• **What is needed**
Write out all the lines again, precisely as they stand, but without the images.

• **Records for processing**

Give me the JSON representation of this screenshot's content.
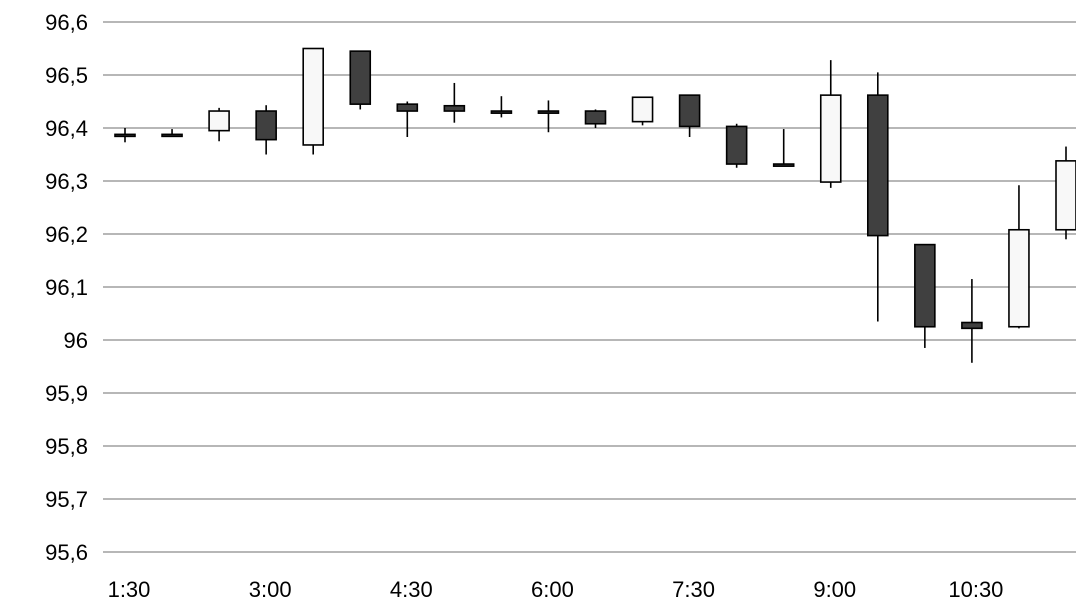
{
  "chart_data": {
    "type": "candlestick",
    "title": "",
    "xlabel": "",
    "ylabel": "",
    "ylim": [
      95.6,
      96.6
    ],
    "grid": true,
    "y_ticks": [
      "96,6",
      "96,5",
      "96,4",
      "96,3",
      "96,2",
      "96,1",
      "96",
      "95,9",
      "95,8",
      "95,7",
      "95,6"
    ],
    "y_tick_values": [
      96.6,
      96.5,
      96.4,
      96.3,
      96.2,
      96.1,
      96.0,
      95.9,
      95.8,
      95.7,
      95.6
    ],
    "x_ticks": [
      "1:30",
      "3:00",
      "4:30",
      "6:00",
      "7:30",
      "9:00",
      "10:30"
    ],
    "candles": [
      {
        "x": "1:30",
        "open": 96.388,
        "high": 96.4,
        "low": 96.373,
        "close": 96.385
      },
      {
        "x": "2:00",
        "open": 96.388,
        "high": 96.398,
        "low": 96.385,
        "close": 96.385
      },
      {
        "x": "2:30",
        "open": 96.395,
        "high": 96.438,
        "low": 96.375,
        "close": 96.432
      },
      {
        "x": "3:00",
        "open": 96.432,
        "high": 96.443,
        "low": 96.35,
        "close": 96.378
      },
      {
        "x": "3:30",
        "open": 96.368,
        "high": 96.55,
        "low": 96.35,
        "close": 96.55
      },
      {
        "x": "4:00",
        "open": 96.545,
        "high": 96.545,
        "low": 96.435,
        "close": 96.445
      },
      {
        "x": "4:30",
        "open": 96.445,
        "high": 96.45,
        "low": 96.383,
        "close": 96.432
      },
      {
        "x": "5:00",
        "open": 96.442,
        "high": 96.485,
        "low": 96.41,
        "close": 96.432
      },
      {
        "x": "5:30",
        "open": 96.432,
        "high": 96.46,
        "low": 96.42,
        "close": 96.428
      },
      {
        "x": "6:00",
        "open": 96.432,
        "high": 96.452,
        "low": 96.392,
        "close": 96.428
      },
      {
        "x": "6:30",
        "open": 96.432,
        "high": 96.435,
        "low": 96.4,
        "close": 96.408
      },
      {
        "x": "7:00",
        "open": 96.412,
        "high": 96.458,
        "low": 96.405,
        "close": 96.458
      },
      {
        "x": "7:30",
        "open": 96.462,
        "high": 96.462,
        "low": 96.383,
        "close": 96.403
      },
      {
        "x": "8:00",
        "open": 96.403,
        "high": 96.408,
        "low": 96.325,
        "close": 96.332
      },
      {
        "x": "8:30",
        "open": 96.332,
        "high": 96.398,
        "low": 96.328,
        "close": 96.328
      },
      {
        "x": "9:00",
        "open": 96.298,
        "high": 96.528,
        "low": 96.287,
        "close": 96.462
      },
      {
        "x": "9:30",
        "open": 96.462,
        "high": 96.505,
        "low": 96.035,
        "close": 96.197
      },
      {
        "x": "10:00",
        "open": 96.18,
        "high": 96.18,
        "low": 95.985,
        "close": 96.025
      },
      {
        "x": "10:30",
        "open": 96.033,
        "high": 96.115,
        "low": 95.957,
        "close": 96.022
      },
      {
        "x": "11:00",
        "open": 96.025,
        "high": 96.292,
        "low": 96.022,
        "close": 96.208
      },
      {
        "x": "11:30",
        "open": 96.208,
        "high": 96.365,
        "low": 96.19,
        "close": 96.338
      }
    ],
    "colors": {
      "up_fill": "#f8f8f8",
      "down_fill": "#404040",
      "stroke": "#000000",
      "grid": "#8c8c8c",
      "text": "#000000"
    }
  }
}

• **Worked solution**
Give me the JSON representation of this screenshot's content.
{
  "chart_data": {
    "type": "candlestick",
    "title": "",
    "xlabel": "",
    "ylabel": "",
    "ylim": [
      95.6,
      96.6
    ],
    "grid": true,
    "y_ticks": [
      "96,6",
      "96,5",
      "96,4",
      "96,3",
      "96,2",
      "96,1",
      "96",
      "95,9",
      "95,8",
      "95,7",
      "95,6"
    ],
    "y_tick_values": [
      96.6,
      96.5,
      96.4,
      96.3,
      96.2,
      96.1,
      96.0,
      95.9,
      95.8,
      95.7,
      95.6
    ],
    "x_ticks": [
      "1:30",
      "3:00",
      "4:30",
      "6:00",
      "7:30",
      "9:00",
      "10:30"
    ],
    "candles": [
      {
        "x": "1:30",
        "open": 96.388,
        "high": 96.4,
        "low": 96.373,
        "close": 96.385
      },
      {
        "x": "2:00",
        "open": 96.388,
        "high": 96.398,
        "low": 96.385,
        "close": 96.385
      },
      {
        "x": "2:30",
        "open": 96.395,
        "high": 96.438,
        "low": 96.375,
        "close": 96.432
      },
      {
        "x": "3:00",
        "open": 96.432,
        "high": 96.443,
        "low": 96.35,
        "close": 96.378
      },
      {
        "x": "3:30",
        "open": 96.368,
        "high": 96.55,
        "low": 96.35,
        "close": 96.55
      },
      {
        "x": "4:00",
        "open": 96.545,
        "high": 96.545,
        "low": 96.435,
        "close": 96.445
      },
      {
        "x": "4:30",
        "open": 96.445,
        "high": 96.45,
        "low": 96.383,
        "close": 96.432
      },
      {
        "x": "5:00",
        "open": 96.442,
        "high": 96.485,
        "low": 96.41,
        "close": 96.432
      },
      {
        "x": "5:30",
        "open": 96.432,
        "high": 96.46,
        "low": 96.42,
        "close": 96.428
      },
      {
        "x": "6:00",
        "open": 96.432,
        "high": 96.452,
        "low": 96.392,
        "close": 96.428
      },
      {
        "x": "6:30",
        "open": 96.432,
        "high": 96.435,
        "low": 96.4,
        "close": 96.408
      },
      {
        "x": "7:00",
        "open": 96.412,
        "high": 96.458,
        "low": 96.405,
        "close": 96.458
      },
      {
        "x": "7:30",
        "open": 96.462,
        "high": 96.462,
        "low": 96.383,
        "close": 96.403
      },
      {
        "x": "8:00",
        "open": 96.403,
        "high": 96.408,
        "low": 96.325,
        "close": 96.332
      },
      {
        "x": "8:30",
        "open": 96.332,
        "high": 96.398,
        "low": 96.328,
        "close": 96.328
      },
      {
        "x": "9:00",
        "open": 96.298,
        "high": 96.528,
        "low": 96.287,
        "close": 96.462
      },
      {
        "x": "9:30",
        "open": 96.462,
        "high": 96.505,
        "low": 96.035,
        "close": 96.197
      },
      {
        "x": "10:00",
        "open": 96.18,
        "high": 96.18,
        "low": 95.985,
        "close": 96.025
      },
      {
        "x": "10:30",
        "open": 96.033,
        "high": 96.115,
        "low": 95.957,
        "close": 96.022
      },
      {
        "x": "11:00",
        "open": 96.025,
        "high": 96.292,
        "low": 96.022,
        "close": 96.208
      },
      {
        "x": "11:30",
        "open": 96.208,
        "high": 96.365,
        "low": 96.19,
        "close": 96.338
      }
    ],
    "colors": {
      "up_fill": "#f8f8f8",
      "down_fill": "#404040",
      "stroke": "#000000",
      "grid": "#8c8c8c",
      "text": "#000000"
    }
  }
}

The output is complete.